> **Exercise directions**
Copy each line below in which the string "disease" appears.
═══
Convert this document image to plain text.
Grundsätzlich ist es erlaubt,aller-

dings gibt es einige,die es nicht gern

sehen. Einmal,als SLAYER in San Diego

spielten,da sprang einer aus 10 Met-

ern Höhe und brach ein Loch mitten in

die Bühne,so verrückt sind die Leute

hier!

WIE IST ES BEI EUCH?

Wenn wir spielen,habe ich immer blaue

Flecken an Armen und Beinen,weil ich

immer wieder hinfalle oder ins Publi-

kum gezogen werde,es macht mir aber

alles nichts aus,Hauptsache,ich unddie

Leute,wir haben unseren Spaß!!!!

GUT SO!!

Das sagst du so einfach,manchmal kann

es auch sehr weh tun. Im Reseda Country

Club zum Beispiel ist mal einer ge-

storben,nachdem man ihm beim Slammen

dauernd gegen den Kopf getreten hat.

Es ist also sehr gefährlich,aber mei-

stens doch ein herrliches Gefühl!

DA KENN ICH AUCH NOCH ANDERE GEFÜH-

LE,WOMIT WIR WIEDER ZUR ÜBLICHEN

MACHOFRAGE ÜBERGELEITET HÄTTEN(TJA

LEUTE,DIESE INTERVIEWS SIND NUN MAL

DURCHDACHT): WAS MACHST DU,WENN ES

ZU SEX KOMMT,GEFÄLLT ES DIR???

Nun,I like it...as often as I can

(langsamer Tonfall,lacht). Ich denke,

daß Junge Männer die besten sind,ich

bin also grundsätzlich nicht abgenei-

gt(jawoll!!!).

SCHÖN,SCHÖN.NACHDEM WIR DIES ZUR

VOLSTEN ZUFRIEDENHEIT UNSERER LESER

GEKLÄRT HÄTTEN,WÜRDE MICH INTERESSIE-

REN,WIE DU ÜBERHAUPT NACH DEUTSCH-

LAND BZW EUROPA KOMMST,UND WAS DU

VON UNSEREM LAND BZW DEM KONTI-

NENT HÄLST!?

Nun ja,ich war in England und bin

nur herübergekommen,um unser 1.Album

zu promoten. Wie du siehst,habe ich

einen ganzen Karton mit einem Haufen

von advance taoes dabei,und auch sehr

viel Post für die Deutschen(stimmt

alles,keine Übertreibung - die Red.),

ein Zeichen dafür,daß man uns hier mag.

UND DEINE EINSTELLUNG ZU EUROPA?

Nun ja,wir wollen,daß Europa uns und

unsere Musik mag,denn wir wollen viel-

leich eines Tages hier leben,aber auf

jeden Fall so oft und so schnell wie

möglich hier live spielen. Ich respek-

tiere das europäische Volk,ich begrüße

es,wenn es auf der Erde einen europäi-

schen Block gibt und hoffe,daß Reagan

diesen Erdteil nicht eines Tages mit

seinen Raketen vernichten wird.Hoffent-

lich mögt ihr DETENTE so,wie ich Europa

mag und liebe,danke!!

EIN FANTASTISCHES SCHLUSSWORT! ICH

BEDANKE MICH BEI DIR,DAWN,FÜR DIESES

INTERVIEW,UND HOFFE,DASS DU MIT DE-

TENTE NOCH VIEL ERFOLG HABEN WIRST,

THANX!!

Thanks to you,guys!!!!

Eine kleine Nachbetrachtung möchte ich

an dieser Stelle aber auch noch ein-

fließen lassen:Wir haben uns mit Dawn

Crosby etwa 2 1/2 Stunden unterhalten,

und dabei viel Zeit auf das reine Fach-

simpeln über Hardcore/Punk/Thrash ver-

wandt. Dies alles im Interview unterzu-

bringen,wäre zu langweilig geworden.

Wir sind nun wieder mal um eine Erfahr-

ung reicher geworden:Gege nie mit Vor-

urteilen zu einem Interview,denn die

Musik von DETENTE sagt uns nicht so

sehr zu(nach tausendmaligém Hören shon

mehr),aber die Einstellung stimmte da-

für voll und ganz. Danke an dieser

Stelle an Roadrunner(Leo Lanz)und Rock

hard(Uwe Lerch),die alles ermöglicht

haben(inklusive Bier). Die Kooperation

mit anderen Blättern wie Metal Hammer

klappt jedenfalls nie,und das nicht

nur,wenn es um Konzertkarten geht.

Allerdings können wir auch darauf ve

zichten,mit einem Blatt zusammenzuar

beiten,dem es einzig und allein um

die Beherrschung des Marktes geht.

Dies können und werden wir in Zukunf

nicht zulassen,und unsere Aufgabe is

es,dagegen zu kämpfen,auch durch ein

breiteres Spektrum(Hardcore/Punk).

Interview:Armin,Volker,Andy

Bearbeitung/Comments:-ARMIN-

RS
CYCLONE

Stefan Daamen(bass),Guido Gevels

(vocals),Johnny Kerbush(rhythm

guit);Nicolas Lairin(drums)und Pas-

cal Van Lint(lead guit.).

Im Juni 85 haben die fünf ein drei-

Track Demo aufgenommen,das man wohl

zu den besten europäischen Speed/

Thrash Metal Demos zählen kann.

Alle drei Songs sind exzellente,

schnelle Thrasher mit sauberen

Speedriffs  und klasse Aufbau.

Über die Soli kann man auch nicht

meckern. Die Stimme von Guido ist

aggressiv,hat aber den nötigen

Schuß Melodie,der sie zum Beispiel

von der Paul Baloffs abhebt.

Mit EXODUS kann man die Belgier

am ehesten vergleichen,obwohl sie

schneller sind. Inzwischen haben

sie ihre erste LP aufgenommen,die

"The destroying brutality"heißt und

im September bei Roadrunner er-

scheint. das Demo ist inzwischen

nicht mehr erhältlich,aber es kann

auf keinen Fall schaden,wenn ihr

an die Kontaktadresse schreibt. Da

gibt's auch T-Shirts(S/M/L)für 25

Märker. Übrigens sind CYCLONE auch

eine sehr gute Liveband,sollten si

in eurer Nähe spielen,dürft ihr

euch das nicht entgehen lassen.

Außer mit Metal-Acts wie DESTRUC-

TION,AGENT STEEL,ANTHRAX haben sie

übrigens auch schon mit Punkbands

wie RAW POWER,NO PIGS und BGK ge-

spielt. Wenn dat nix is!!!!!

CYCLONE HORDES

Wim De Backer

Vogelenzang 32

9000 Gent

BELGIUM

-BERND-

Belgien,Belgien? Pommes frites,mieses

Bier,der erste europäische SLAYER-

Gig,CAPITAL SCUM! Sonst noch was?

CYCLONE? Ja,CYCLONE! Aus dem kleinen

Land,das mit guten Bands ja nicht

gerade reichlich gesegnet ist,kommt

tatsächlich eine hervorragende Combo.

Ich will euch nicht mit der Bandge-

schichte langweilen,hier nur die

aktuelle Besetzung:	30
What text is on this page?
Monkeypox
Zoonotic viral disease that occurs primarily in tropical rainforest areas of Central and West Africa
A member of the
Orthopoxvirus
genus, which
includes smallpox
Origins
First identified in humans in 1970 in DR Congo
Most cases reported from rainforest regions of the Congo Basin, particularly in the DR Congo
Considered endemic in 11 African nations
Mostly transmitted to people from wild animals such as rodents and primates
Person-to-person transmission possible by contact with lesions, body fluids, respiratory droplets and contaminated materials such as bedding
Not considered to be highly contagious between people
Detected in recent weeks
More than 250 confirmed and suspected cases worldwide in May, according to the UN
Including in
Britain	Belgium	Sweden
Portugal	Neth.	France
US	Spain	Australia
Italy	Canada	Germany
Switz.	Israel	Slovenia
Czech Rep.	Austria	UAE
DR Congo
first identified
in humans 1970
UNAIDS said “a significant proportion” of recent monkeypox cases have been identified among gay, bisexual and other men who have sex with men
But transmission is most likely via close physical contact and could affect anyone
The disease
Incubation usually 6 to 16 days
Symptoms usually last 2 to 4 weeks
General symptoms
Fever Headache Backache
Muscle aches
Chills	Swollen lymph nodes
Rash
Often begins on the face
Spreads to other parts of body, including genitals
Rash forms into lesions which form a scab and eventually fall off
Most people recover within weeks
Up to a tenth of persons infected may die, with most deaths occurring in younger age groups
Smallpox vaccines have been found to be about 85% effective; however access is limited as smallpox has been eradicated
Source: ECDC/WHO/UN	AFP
═══
> **Output below**
Zoonotic viral disease that occurs primarily in tropical rainforest areas of Central and West Africa
The disease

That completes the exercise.